**WRITTEN PROBLEM**
Please continue the swift-evolution email thread about the "??=" operator, picking up right after its last line.

**DOCUMENT PASSAGE**
== == ==
> On Jan 25, 2017, at 1:48 PM, Xiaodi Wu <xiaodi...@gmail.com> wrote:
> Given lack of evidence of harm, is it really important to make such a 
> source-breaking change?

My first instinct is that, no, it's not important.  However, we haven't 
actually *tried* to find any evidence of harm, so it's a bit conclusory.  If 
someone wants to make an evidence-based argument that it's harmful and that 
almost nobody is using it (intentionally/correctly), the balance could swing 
the other way.  That's for someone else to prove, though, since yes, at this 
point the bias has to be towards leaving things be.

John.

> 
> On Wed, Jan 25, 2017 at 12:45 John McCall via swift-evolution 
> <swift-evolution@swift.org <mailto:swift-evolution@swift.org>> wrote:
>> On Jan 25, 2017, at 1:35 PM, Jacob Bandes-Storch <jtban...@gmail.com 
>> <mailto:jtban...@gmail.com>> wrote:
>> 
>> Agreed, IMO it would be quite dangerous for "a ??= b" to mean anything other 
>> than "a = a ?? b".
== == ==
(Dataset items)
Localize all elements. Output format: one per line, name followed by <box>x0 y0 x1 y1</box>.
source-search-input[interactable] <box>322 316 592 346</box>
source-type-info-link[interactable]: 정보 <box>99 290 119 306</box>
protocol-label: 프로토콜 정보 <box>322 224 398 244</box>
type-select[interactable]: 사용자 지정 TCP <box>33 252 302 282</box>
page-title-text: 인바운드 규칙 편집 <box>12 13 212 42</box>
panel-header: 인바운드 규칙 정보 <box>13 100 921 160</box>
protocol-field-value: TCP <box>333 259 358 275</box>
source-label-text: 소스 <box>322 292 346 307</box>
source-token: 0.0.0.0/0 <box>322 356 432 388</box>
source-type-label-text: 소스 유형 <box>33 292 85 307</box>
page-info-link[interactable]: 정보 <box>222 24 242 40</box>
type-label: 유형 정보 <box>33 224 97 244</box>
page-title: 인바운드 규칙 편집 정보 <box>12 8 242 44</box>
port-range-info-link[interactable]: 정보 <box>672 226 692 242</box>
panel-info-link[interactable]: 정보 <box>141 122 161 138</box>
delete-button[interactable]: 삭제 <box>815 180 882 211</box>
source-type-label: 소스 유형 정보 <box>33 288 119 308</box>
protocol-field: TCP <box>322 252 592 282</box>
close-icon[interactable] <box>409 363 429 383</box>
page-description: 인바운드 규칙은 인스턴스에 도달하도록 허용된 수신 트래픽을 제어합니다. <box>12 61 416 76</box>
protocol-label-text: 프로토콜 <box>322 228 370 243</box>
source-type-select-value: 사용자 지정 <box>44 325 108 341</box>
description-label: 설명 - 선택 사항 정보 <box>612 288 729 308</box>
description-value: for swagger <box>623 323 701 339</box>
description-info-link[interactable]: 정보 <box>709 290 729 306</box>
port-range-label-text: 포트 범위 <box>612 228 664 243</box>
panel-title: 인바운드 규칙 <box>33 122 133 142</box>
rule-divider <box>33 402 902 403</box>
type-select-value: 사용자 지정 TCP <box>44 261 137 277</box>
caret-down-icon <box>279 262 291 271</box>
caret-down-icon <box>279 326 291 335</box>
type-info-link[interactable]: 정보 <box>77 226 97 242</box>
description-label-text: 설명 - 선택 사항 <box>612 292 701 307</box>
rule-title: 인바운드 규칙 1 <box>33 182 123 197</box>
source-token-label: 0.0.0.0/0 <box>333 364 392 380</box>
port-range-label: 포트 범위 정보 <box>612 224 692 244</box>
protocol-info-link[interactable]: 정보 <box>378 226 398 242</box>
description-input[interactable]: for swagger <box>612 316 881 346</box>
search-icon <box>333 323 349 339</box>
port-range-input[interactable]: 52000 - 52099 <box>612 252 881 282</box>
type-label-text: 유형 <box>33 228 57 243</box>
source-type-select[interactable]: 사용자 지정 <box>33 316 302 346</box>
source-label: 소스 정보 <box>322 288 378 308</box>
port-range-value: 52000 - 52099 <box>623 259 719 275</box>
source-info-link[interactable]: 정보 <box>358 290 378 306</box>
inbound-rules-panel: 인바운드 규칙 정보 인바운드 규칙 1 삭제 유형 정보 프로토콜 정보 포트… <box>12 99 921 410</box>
== == ==
**ANSWER TO THE PROBLEM**
>> 
>> On another note, I don't see the value of "a? = b". I had never realized 
>> before that this works. Is this feature actually used in the wild? Should we 
>> consider removing it? (I could perhaps see some value if the assignment 
>> operator were overloadable, but it's not.)
> 
> The core semantics (that ? on an l-value still produces an l-value) fall out 
> from the ability to call a mutating method with a?.foo().  Once you have 
> that, you have to decide what it means to put such an l-value to the left of 
> an assignment operator, and we decided to make it Just Work™.  I agree that 
> it is not a particularly useful operation in idiomatic Swift, especially with 
> simple assignment (=), and we could consider just disallowing it.
> 
> It also comes up with optional properties, I think, which is something we 
> weren't always certain we were going to ban in native Swift (as opposed to 
> imported ObjC code, where they're a fact of life).
> 
> John.
> 
>> 
>> Jacob
>> 
>> On Wed, Jan 25, 2017 at 10:28 AM, John McCall <rjmcc...@apple.com 
>> <mailto:rjmcc...@apple.com>> wrote:
>>> On Jan 25, 2017, at 12:47 PM, Jacob Bandes-Storch via swift-evolution 
>>> <swift-evolution@swift.org <mailto:swift-evolution@swift.org>> wrote:
>>> Really? My observation from a quick test is that "a? = b" assigns b to a if 
>>> a already has a value, or does nothing if it's nil. This is sort of the 
>>> opposite of what's being proposed, which is that "a ?= b" should assign to 
>>> a only if it does NOT have a value.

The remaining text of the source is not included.